### Your task
Leave out the pictures and repeat the data exactly.

Chart and figure data
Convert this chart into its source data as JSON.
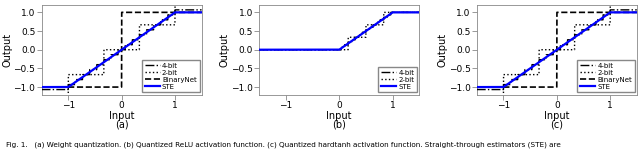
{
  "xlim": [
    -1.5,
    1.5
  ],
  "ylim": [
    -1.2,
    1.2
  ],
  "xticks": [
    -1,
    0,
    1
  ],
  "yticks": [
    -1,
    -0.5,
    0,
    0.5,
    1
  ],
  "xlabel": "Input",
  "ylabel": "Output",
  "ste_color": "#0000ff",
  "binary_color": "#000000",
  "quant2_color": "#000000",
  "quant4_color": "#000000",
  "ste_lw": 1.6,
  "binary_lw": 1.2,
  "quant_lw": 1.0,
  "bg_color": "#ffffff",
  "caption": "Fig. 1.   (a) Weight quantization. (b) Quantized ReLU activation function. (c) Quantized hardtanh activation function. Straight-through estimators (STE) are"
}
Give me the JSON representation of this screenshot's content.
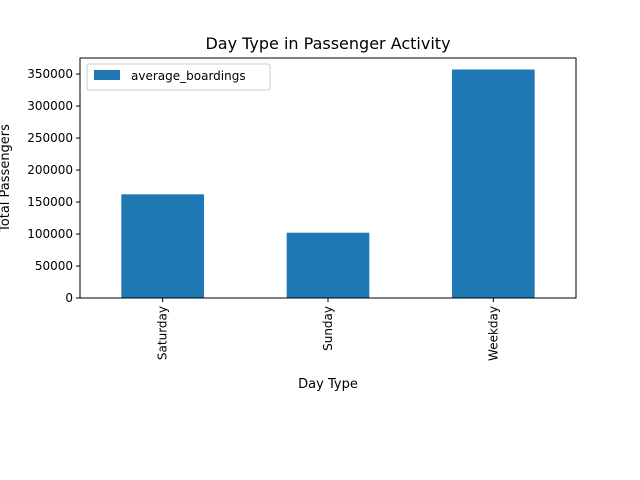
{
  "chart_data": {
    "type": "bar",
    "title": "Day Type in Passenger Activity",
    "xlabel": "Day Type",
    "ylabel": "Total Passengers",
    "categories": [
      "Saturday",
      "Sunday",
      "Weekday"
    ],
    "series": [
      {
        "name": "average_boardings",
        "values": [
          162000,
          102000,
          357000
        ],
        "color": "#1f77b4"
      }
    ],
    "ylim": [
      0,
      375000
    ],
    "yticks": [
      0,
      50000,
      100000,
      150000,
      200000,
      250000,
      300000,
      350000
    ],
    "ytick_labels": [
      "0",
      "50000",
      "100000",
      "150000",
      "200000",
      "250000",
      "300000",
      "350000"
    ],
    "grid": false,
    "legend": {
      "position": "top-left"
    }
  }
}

### Correct result
Convert this chart into its source data as JSON.
{
  "xlim": [
    -1.5,
    1.5
  ],
  "ylim": [
    -1.2,
    1.2
  ],
  "xticks": [
    -1,
    0,
    1
  ],
  "yticks": [
    -1,
    -0.5,
    0,
    0.5,
    1
  ],
  "xlabel": "Input",
  "ylabel": "Output",
  "ste_color": "#0000ff",
  "binary_color": "#000000",
  "quant2_color": "#000000",
  "quant4_color": "#000000",
  "ste_lw": 1.6,
  "binary_lw": 1.2,
  "quant_lw": 1.0,
  "bg_color": "#ffffff",
  "caption": "Fig. 1.   (a) Weight quantization. (b) Quantized ReLU activation function. (c) Quantized hardtanh activation function. Straight-through estimators (STE) are"
}
Give me the JSON representation of this screenshot's content.
{
  "chart_data": {
    "type": "bar",
    "title": "Day Type in Passenger Activity",
    "xlabel": "Day Type",
    "ylabel": "Total Passengers",
    "categories": [
      "Saturday",
      "Sunday",
      "Weekday"
    ],
    "series": [
      {
        "name": "average_boardings",
        "values": [
          162000,
          102000,
          357000
        ],
        "color": "#1f77b4"
      }
    ],
    "ylim": [
      0,
      375000
    ],
    "yticks": [
      0,
      50000,
      100000,
      150000,
      200000,
      250000,
      300000,
      350000
    ],
    "ytick_labels": [
      "0",
      "50000",
      "100000",
      "150000",
      "200000",
      "250000",
      "300000",
      "350000"
    ],
    "grid": false,
    "legend": {
      "position": "top-left"
    }
  }
}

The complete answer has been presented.